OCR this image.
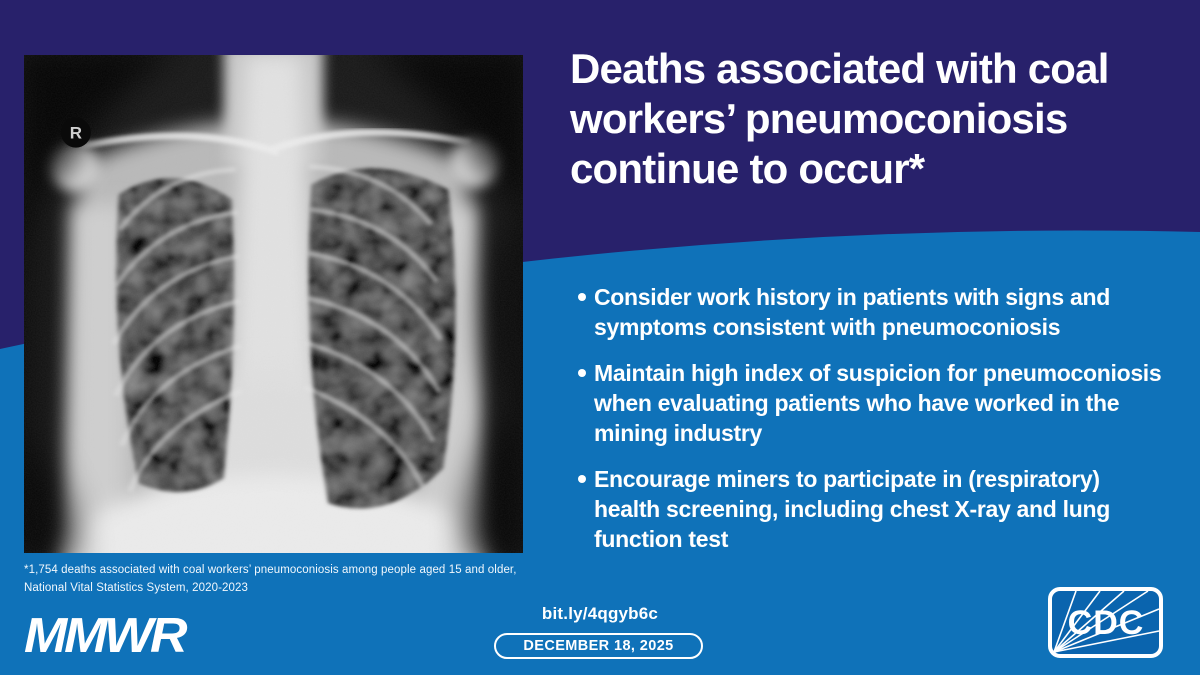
R
Deaths associated with coal workers’ pneumoconiosis continue to occur*
Consider work history in patients with signs and symptoms consistent with pneumoconiosis
Maintain high index of suspicion for pneumoconiosis when evaluating patients who have worked in the mining industry
Encourage miners to participate in (respiratory) health screening, including chest X-ray and lung function test

*1,754 deaths associated with coal workers’ pneumoconiosis among people aged 15 and older, National Vital Statistics System, 2020-2023

MMWR	bit.ly/4qgyb6c
DECEMBER 18, 2025
CDC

= Problem description =
Repeat the data in full and exactly. Omit pictures.

= Your solution =
OCR this image.
R
Deaths associated with coal workers’ pneumoconiosis continue to occur*
Consider work history in patients with signs and symptoms consistent with pneumoconiosis
Maintain high index of suspicion for pneumoconiosis when evaluating patients who have worked in the mining industry
Encourage miners to participate in (respiratory) health screening, including chest X-ray and lung function test

*1,754 deaths associated with coal workers’ pneumoconiosis among people aged 15 and older, National Vital Statistics System, 2020-2023

MMWR	bit.ly/4qgyb6c
DECEMBER 18, 2025
CDC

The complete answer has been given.